### [Task prompt]
Repeat the data below exactly, dropping any pictures it holds.

### [Extracted material]
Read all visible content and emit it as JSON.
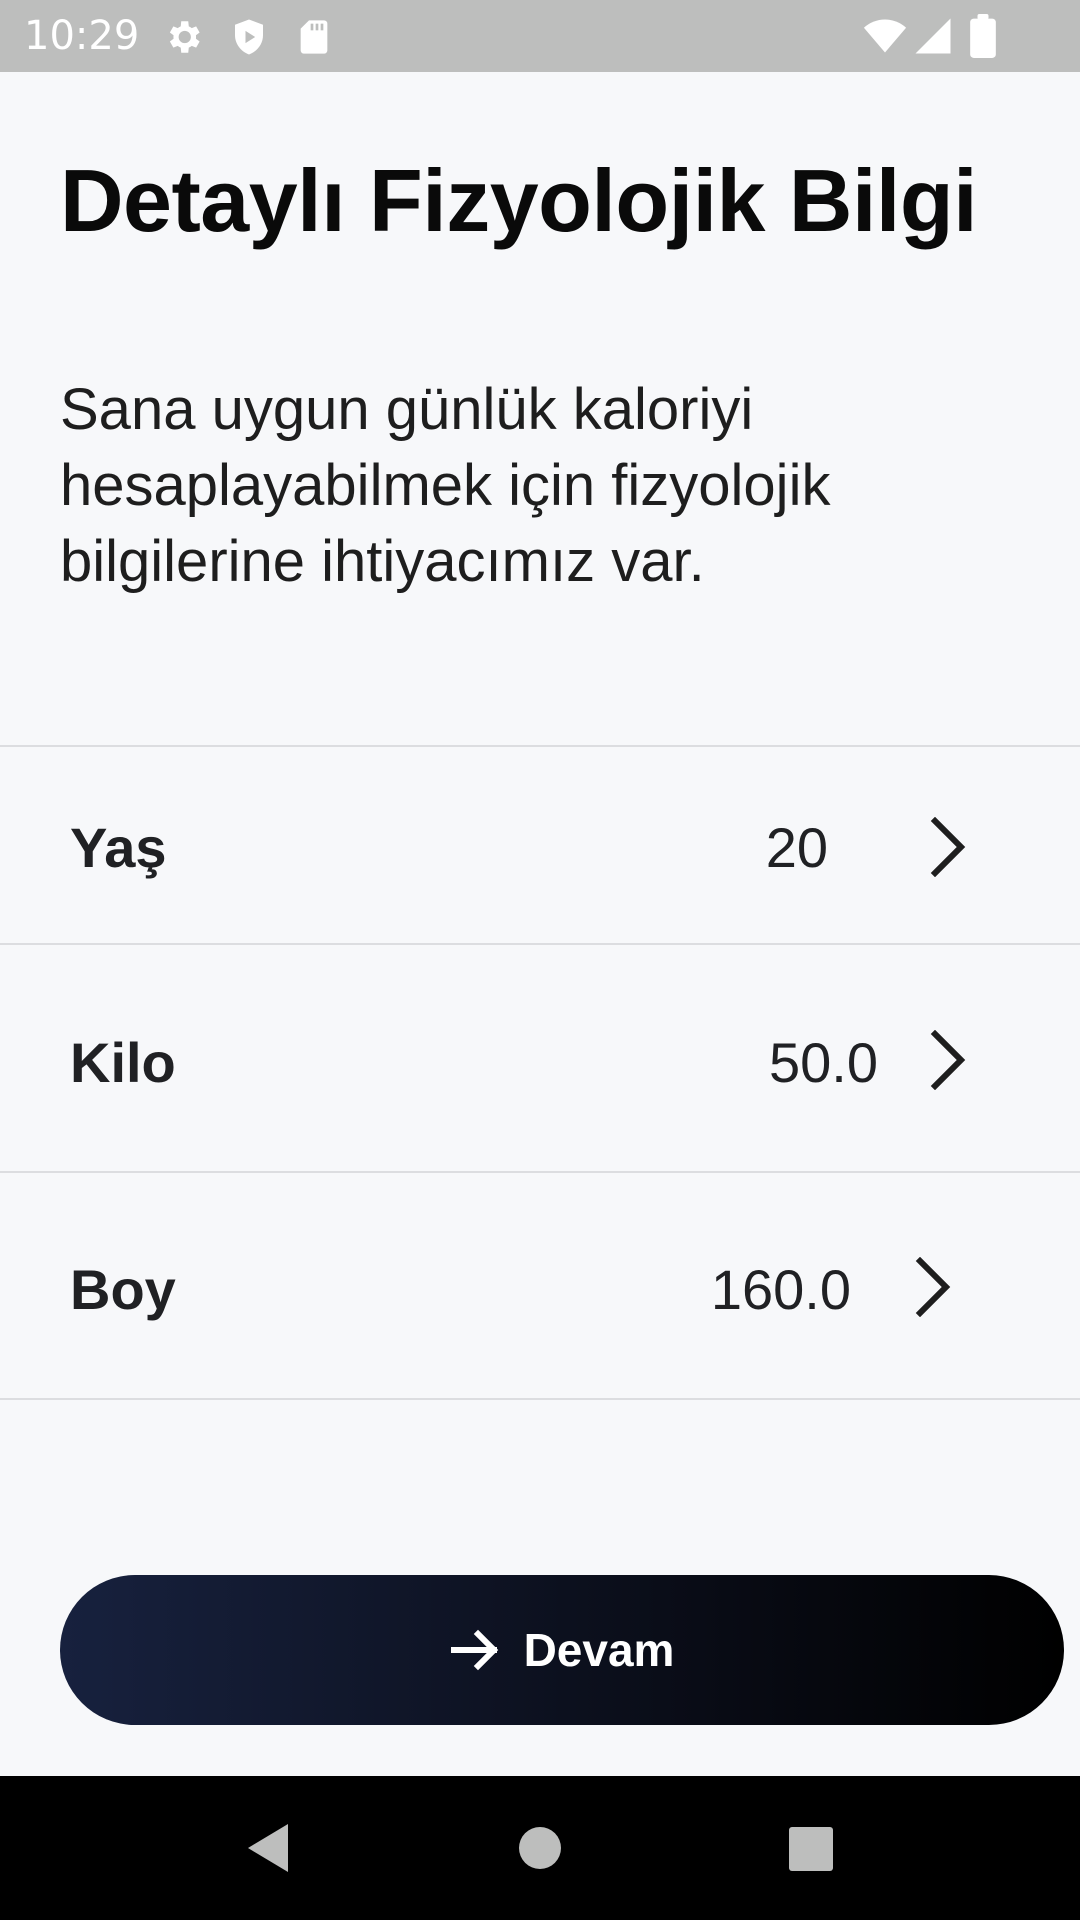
{
  "status_bar": {
    "time": "10:29",
    "icons": [
      "gear-icon",
      "shield-play-icon",
      "sd-card-icon",
      "wifi-icon",
      "signal-icon",
      "battery-icon"
    ]
  },
  "header": {
    "title": "Detaylı Fizyolojik Bilgi",
    "description": "Sana uygun günlük kaloriyi hesaplayabilmek için fizyolojik bilgilerine ihtiyacımız var."
  },
  "fields": [
    {
      "label": "Yaş",
      "value": "20"
    },
    {
      "label": "Kilo",
      "value": "50.0"
    },
    {
      "label": "Boy",
      "value": "160.0"
    }
  ],
  "continue_button": {
    "label": "Devam",
    "icon": "arrow-right-icon"
  },
  "nav_bar": {
    "icons": [
      "back-icon",
      "home-icon",
      "recents-icon"
    ]
  },
  "colors": {
    "background": "#F7F8FA",
    "status_bar": "#BDBEBD",
    "button_gradient_start": "#17213E",
    "button_gradient_end": "#000000",
    "divider": "#DCDDE0"
  }
}
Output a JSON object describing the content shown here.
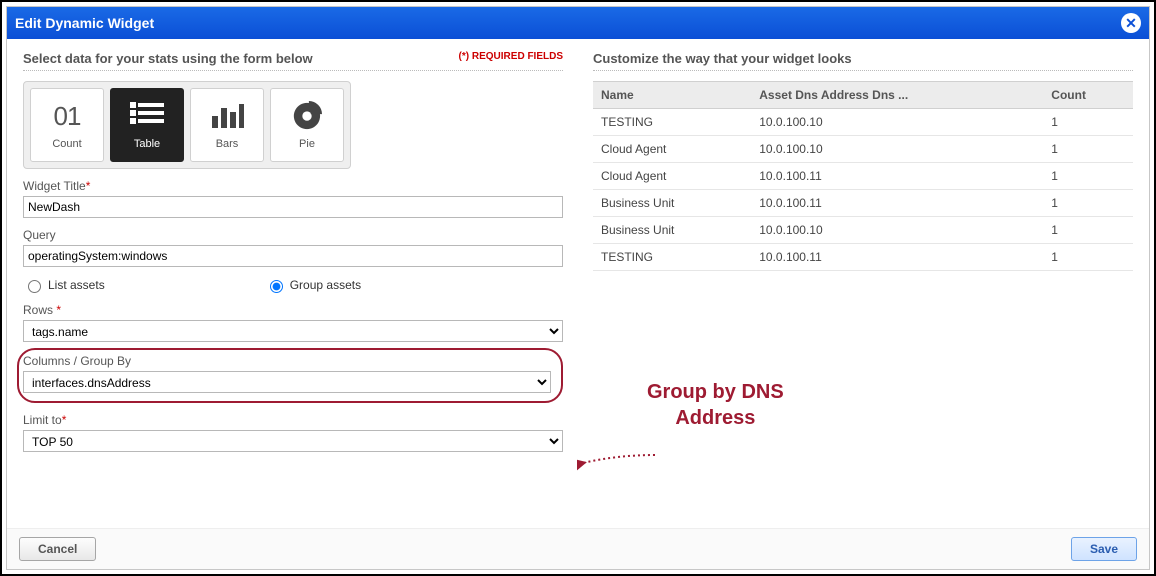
{
  "titlebar": {
    "title": "Edit Dynamic Widget"
  },
  "left": {
    "heading": "Select data for your stats using the form below",
    "required_note": "(*) REQUIRED FIELDS",
    "viz": {
      "count_label": "Count",
      "count_value": "01",
      "table_label": "Table",
      "bars_label": "Bars",
      "pie_label": "Pie"
    },
    "widget_title_label": "Widget Title",
    "widget_title_value": "NewDash",
    "query_label": "Query",
    "query_value": "operatingSystem:windows",
    "radio_list": "List assets",
    "radio_group": "Group assets",
    "rows_label": "Rows ",
    "rows_value": "tags.name",
    "columns_label": "Columns / Group By",
    "columns_value": "interfaces.dnsAddress",
    "limit_label": "Limit to",
    "limit_value": "TOP 50"
  },
  "right": {
    "heading": "Customize the way that your widget looks",
    "cols": {
      "c0": "Name",
      "c1": "Asset Dns Address Dns ...",
      "c2": "Count"
    },
    "rows": [
      {
        "c0": "TESTING",
        "c1": "10.0.100.10",
        "c2": "1"
      },
      {
        "c0": "Cloud Agent",
        "c1": "10.0.100.10",
        "c2": "1"
      },
      {
        "c0": "Cloud Agent",
        "c1": "10.0.100.11",
        "c2": "1"
      },
      {
        "c0": "Business Unit",
        "c1": "10.0.100.11",
        "c2": "1"
      },
      {
        "c0": "Business Unit",
        "c1": "10.0.100.10",
        "c2": "1"
      },
      {
        "c0": "TESTING",
        "c1": "10.0.100.11",
        "c2": "1"
      }
    ]
  },
  "annotation": {
    "line1": "Group by DNS",
    "line2": "Address"
  },
  "footer": {
    "cancel": "Cancel",
    "save": "Save"
  }
}
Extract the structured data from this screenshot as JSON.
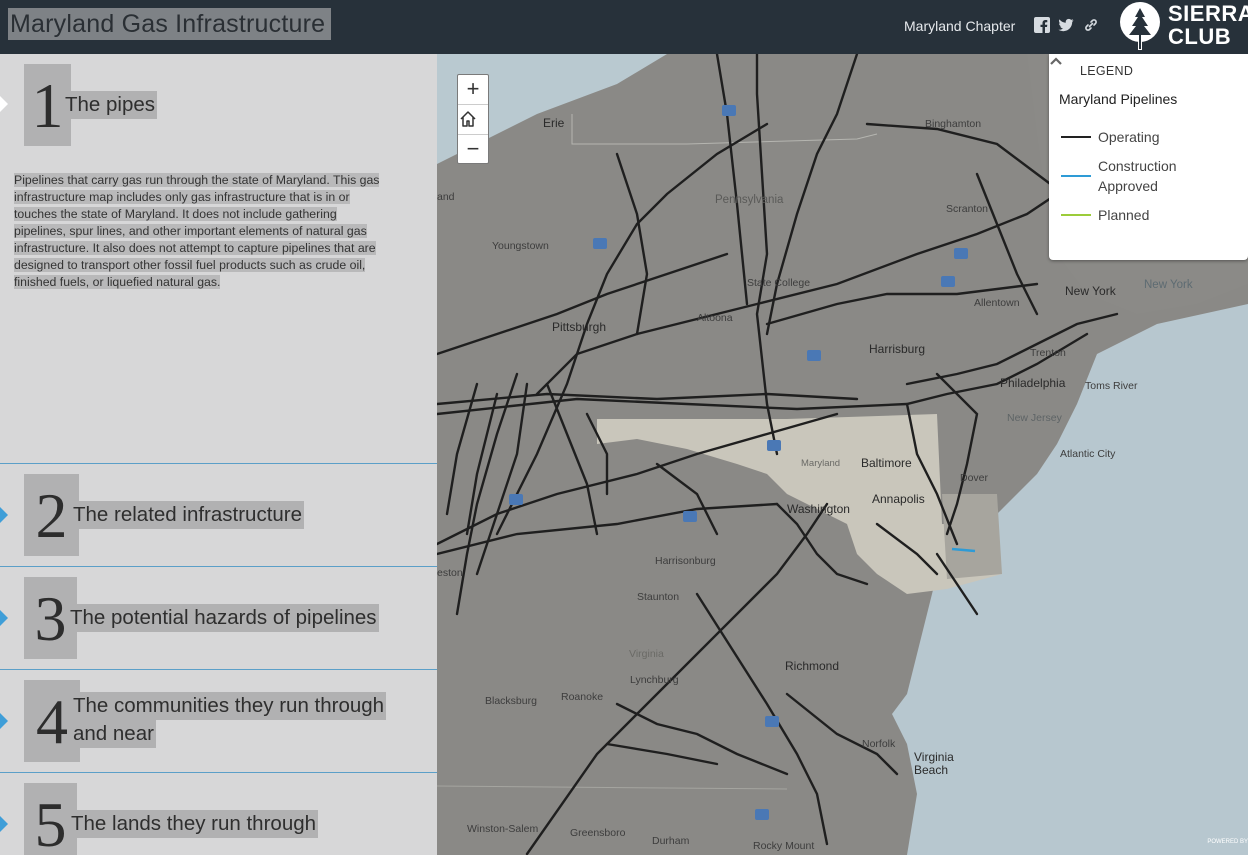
{
  "header": {
    "title": "Maryland Gas Infrastructure",
    "chapter": "Maryland Chapter",
    "logo_text_line1": "SIERRA",
    "logo_text_line2": "CLUB"
  },
  "story": {
    "sections": [
      {
        "number": "1",
        "title": "The pipes"
      },
      {
        "number": "2",
        "title": "The related infrastructure"
      },
      {
        "number": "3",
        "title": "The potential hazards of pipelines"
      },
      {
        "number": "4",
        "title_line1": "The communities they run through",
        "title_line2": "and near"
      },
      {
        "number": "5",
        "title": "The lands they run through"
      }
    ],
    "intro_lines": [
      "Pipelines that carry gas run through the state of Maryland. This gas",
      "infrastructure map includes only gas infrastructure that is in or",
      "touches the state of Maryland. It does not include gathering",
      "pipelines, spur lines, and other important elements of natural gas",
      "infrastructure. It also does not attempt to capture pipelines that are",
      "designed to transport other fossil fuel products such as crude oil,",
      "finished fuels, or liquefied natural gas."
    ]
  },
  "map": {
    "zoom_in": "+",
    "zoom_out": "−",
    "legend": {
      "header": "LEGEND",
      "subtitle": "Maryland Pipelines",
      "items": [
        {
          "label": "Operating",
          "color": "#222222"
        },
        {
          "label_line1": "Construction",
          "label_line2": "Approved",
          "color": "#2e9bd6"
        },
        {
          "label": "Planned",
          "color": "#9ccc3a"
        }
      ]
    },
    "labels": {
      "erie": "Erie",
      "binghamton": "Binghamton",
      "pennsylvania": "Pennsylvania",
      "scranton": "Scranton",
      "youngstown": "Youngstown",
      "state_college": "State College",
      "pittsburgh": "Pittsburgh",
      "altoona": "Altoona",
      "harrisburg": "Harrisburg",
      "reading": "Reading",
      "allentown": "Allentown",
      "new_york": "New York",
      "new_york_2": "New York",
      "trenton": "Trenton",
      "philadelphia": "Philadelphia",
      "toms_river": "Toms River",
      "new_jersey": "New Jersey",
      "atlantic_city": "Atlantic City",
      "baltimore": "Baltimore",
      "maryland": "Maryland",
      "dover": "Dover",
      "annapolis": "Annapolis",
      "washington": "Washington",
      "harrisonburg": "Harrisonburg",
      "staunton": "Staunton",
      "virginia": "Virginia",
      "richmond": "Richmond",
      "lynchburg": "Lynchburg",
      "blacksburg": "Blacksburg",
      "roanoke": "Roanoke",
      "norfolk": "Norfolk",
      "virginia_beach": "Virginia Beach",
      "winston_salem": "Winston-Salem",
      "greensboro": "Greensboro",
      "durham": "Durham",
      "rocky_mount": "Rocky Mount",
      "charleston": "eston",
      "cleveland": "and",
      "oakville": "ille"
    },
    "attribution": "POWERED BY"
  },
  "colors": {
    "header_bg": "#27313a",
    "panel_bg": "#d7d7d8",
    "accent": "#3f9ed8",
    "water": "#b9cad3",
    "land": "#8a8986"
  }
}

### [Output of the exercise]
Read all visible content and emit it as JSON.
{
  "status_bar": {
    "time": "10:29",
    "icons": [
      "gear-icon",
      "shield-play-icon",
      "sd-card-icon",
      "wifi-icon",
      "signal-icon",
      "battery-icon"
    ]
  },
  "header": {
    "title": "Detaylı Fizyolojik Bilgi",
    "description": "Sana uygun günlük kaloriyi hesaplayabilmek için fizyolojik bilgilerine ihtiyacımız var."
  },
  "fields": [
    {
      "label": "Yaş",
      "value": "20"
    },
    {
      "label": "Kilo",
      "value": "50.0"
    },
    {
      "label": "Boy",
      "value": "160.0"
    }
  ],
  "continue_button": {
    "label": "Devam",
    "icon": "arrow-right-icon"
  },
  "nav_bar": {
    "icons": [
      "back-icon",
      "home-icon",
      "recents-icon"
    ]
  },
  "colors": {
    "background": "#F7F8FA",
    "status_bar": "#BDBEBD",
    "button_gradient_start": "#17213E",
    "button_gradient_end": "#000000",
    "divider": "#DCDDE0"
  }
}
Output a JSON object describing the content shown here.
{
  "titlebar": {
    "title": "Edit Dynamic Widget"
  },
  "left": {
    "heading": "Select data for your stats using the form below",
    "required_note": "(*) REQUIRED FIELDS",
    "viz": {
      "count_label": "Count",
      "count_value": "01",
      "table_label": "Table",
      "bars_label": "Bars",
      "pie_label": "Pie"
    },
    "widget_title_label": "Widget Title",
    "widget_title_value": "NewDash",
    "query_label": "Query",
    "query_value": "operatingSystem:windows",
    "radio_list": "List assets",
    "radio_group": "Group assets",
    "rows_label": "Rows ",
    "rows_value": "tags.name",
    "columns_label": "Columns / Group By",
    "columns_value": "interfaces.dnsAddress",
    "limit_label": "Limit to",
    "limit_value": "TOP 50"
  },
  "right": {
    "heading": "Customize the way that your widget looks",
    "cols": {
      "c0": "Name",
      "c1": "Asset Dns Address Dns ...",
      "c2": "Count"
    },
    "rows": [
      {
        "c0": "TESTING",
        "c1": "10.0.100.10",
        "c2": "1"
      },
      {
        "c0": "Cloud Agent",
        "c1": "10.0.100.10",
        "c2": "1"
      },
      {
        "c0": "Cloud Agent",
        "c1": "10.0.100.11",
        "c2": "1"
      },
      {
        "c0": "Business Unit",
        "c1": "10.0.100.11",
        "c2": "1"
      },
      {
        "c0": "Business Unit",
        "c1": "10.0.100.10",
        "c2": "1"
      },
      {
        "c0": "TESTING",
        "c1": "10.0.100.11",
        "c2": "1"
      }
    ]
  },
  "annotation": {
    "line1": "Group by DNS",
    "line2": "Address"
  },
  "footer": {
    "cancel": "Cancel",
    "save": "Save"
  }
}
Extract the structured data from this screenshot as JSON.
{
  "header": {
    "title": "Maryland Gas Infrastructure",
    "chapter": "Maryland Chapter",
    "logo_text_line1": "SIERRA",
    "logo_text_line2": "CLUB"
  },
  "story": {
    "sections": [
      {
        "number": "1",
        "title": "The pipes"
      },
      {
        "number": "2",
        "title": "The related infrastructure"
      },
      {
        "number": "3",
        "title": "The potential hazards of pipelines"
      },
      {
        "number": "4",
        "title_line1": "The communities they run through",
        "title_line2": "and near"
      },
      {
        "number": "5",
        "title": "The lands they run through"
      }
    ],
    "intro_lines": [
      "Pipelines that carry gas run through the state of Maryland. This gas",
      "infrastructure map includes only gas infrastructure that is in or",
      "touches the state of Maryland. It does not include gathering",
      "pipelines, spur lines, and other important elements of natural gas",
      "infrastructure. It also does not attempt to capture pipelines that are",
      "designed to transport other fossil fuel products such as crude oil,",
      "finished fuels, or liquefied natural gas."
    ]
  },
  "map": {
    "zoom_in": "+",
    "zoom_out": "−",
    "legend": {
      "header": "LEGEND",
      "subtitle": "Maryland Pipelines",
      "items": [
        {
          "label": "Operating",
          "color": "#222222"
        },
        {
          "label_line1": "Construction",
          "label_line2": "Approved",
          "color": "#2e9bd6"
        },
        {
          "label": "Planned",
          "color": "#9ccc3a"
        }
      ]
    },
    "labels": {
      "erie": "Erie",
      "binghamton": "Binghamton",
      "pennsylvania": "Pennsylvania",
      "scranton": "Scranton",
      "youngstown": "Youngstown",
      "state_college": "State College",
      "pittsburgh": "Pittsburgh",
      "altoona": "Altoona",
      "harrisburg": "Harrisburg",
      "reading": "Reading",
      "allentown": "Allentown",
      "new_york": "New York",
      "new_york_2": "New York",
      "trenton": "Trenton",
      "philadelphia": "Philadelphia",
      "toms_river": "Toms River",
      "new_jersey": "New Jersey",
      "atlantic_city": "Atlantic City",
      "baltimore": "Baltimore",
      "maryland": "Maryland",
      "dover": "Dover",
      "annapolis": "Annapolis",
      "washington": "Washington",
      "harrisonburg": "Harrisonburg",
      "staunton": "Staunton",
      "virginia": "Virginia",
      "richmond": "Richmond",
      "lynchburg": "Lynchburg",
      "blacksburg": "Blacksburg",
      "roanoke": "Roanoke",
      "norfolk": "Norfolk",
      "virginia_beach": "Virginia Beach",
      "winston_salem": "Winston-Salem",
      "greensboro": "Greensboro",
      "durham": "Durham",
      "rocky_mount": "Rocky Mount",
      "charleston": "eston",
      "cleveland": "and",
      "oakville": "ille"
    },
    "attribution": "POWERED BY"
  },
  "colors": {
    "header_bg": "#27313a",
    "panel_bg": "#d7d7d8",
    "accent": "#3f9ed8",
    "water": "#b9cad3",
    "land": "#8a8986"
  }
}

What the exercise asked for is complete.